-- begin --

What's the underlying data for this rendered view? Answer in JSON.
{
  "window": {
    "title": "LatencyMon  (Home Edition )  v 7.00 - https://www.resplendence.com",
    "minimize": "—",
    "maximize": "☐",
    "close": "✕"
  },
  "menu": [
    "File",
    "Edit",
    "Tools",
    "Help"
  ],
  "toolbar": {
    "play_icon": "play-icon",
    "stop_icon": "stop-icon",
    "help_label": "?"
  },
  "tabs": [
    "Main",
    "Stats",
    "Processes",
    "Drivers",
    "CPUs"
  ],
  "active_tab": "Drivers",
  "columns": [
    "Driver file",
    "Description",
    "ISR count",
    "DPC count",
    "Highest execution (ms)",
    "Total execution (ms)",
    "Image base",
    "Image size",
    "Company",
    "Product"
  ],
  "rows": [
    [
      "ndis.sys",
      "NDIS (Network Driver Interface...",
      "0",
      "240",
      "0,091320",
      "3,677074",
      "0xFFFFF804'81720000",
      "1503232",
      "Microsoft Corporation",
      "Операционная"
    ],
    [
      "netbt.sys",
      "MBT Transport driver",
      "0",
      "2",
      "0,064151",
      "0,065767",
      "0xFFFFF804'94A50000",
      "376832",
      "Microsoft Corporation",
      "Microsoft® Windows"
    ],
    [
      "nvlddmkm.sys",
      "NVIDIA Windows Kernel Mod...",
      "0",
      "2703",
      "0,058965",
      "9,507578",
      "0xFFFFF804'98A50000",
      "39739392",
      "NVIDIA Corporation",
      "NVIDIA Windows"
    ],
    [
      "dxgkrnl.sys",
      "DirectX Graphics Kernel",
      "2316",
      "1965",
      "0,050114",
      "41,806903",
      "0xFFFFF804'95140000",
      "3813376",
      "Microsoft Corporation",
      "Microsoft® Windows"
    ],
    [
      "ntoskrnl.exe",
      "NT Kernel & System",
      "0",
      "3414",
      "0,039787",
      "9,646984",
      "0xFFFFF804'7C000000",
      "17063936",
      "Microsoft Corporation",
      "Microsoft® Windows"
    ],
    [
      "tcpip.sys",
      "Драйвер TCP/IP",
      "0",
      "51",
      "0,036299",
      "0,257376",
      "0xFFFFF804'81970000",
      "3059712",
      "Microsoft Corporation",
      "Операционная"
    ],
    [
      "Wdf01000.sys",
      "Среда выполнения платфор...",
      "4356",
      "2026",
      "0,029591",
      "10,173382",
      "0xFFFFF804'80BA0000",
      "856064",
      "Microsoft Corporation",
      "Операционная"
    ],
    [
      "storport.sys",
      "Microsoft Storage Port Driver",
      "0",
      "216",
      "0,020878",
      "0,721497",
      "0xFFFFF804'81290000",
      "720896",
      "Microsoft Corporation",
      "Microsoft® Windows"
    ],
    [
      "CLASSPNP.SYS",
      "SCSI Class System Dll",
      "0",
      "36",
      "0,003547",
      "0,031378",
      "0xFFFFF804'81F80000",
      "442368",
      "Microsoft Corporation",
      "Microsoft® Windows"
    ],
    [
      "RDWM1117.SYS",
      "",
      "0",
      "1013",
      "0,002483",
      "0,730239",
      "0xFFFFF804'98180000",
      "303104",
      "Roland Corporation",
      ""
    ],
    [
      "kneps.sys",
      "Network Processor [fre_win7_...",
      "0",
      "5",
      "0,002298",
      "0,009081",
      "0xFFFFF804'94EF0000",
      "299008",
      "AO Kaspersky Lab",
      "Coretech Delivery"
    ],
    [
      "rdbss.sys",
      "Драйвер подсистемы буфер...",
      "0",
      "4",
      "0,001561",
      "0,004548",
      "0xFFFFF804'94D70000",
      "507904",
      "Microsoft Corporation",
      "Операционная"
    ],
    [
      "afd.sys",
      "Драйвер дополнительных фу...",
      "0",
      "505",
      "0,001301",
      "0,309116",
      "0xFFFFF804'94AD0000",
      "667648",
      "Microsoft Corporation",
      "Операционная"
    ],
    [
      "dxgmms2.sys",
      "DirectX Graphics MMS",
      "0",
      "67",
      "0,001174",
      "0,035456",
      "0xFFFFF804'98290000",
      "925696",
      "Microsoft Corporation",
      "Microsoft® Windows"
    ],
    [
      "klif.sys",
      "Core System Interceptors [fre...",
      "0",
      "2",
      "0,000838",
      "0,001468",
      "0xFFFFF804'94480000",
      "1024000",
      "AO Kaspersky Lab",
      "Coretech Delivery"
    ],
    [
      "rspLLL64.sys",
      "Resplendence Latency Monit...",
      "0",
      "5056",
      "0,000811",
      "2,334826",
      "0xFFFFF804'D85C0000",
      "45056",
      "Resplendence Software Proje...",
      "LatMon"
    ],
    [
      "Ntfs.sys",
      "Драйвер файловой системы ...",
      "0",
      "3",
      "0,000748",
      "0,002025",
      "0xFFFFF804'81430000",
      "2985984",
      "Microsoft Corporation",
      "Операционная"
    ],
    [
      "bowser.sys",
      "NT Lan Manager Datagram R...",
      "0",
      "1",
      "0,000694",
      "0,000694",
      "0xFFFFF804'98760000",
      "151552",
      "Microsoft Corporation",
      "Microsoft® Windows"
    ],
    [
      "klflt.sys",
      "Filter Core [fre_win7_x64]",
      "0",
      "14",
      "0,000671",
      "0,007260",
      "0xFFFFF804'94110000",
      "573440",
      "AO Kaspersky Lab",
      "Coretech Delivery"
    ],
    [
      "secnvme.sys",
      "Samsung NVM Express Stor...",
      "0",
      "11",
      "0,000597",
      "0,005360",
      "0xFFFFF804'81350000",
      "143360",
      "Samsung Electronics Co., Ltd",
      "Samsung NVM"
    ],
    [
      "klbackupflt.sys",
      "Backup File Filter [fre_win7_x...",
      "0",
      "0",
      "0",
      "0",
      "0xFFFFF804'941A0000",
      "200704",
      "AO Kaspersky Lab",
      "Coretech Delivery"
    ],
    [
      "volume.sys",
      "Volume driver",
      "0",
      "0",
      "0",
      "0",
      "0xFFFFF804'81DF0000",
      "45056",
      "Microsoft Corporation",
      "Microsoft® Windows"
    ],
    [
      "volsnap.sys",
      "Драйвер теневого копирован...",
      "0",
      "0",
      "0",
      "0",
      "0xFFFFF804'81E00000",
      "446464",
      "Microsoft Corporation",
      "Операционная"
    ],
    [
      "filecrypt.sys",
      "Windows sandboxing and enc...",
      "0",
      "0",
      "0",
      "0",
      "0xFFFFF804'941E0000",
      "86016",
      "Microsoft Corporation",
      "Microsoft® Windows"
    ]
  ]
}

-- end --

## WHAT YOU WILL DO
List the lines that contain the word "Network".

## RESPONSE TO THE TASK
      "NDIS (Network Driver Interface...",
      "Network Processor [fre_win7_...",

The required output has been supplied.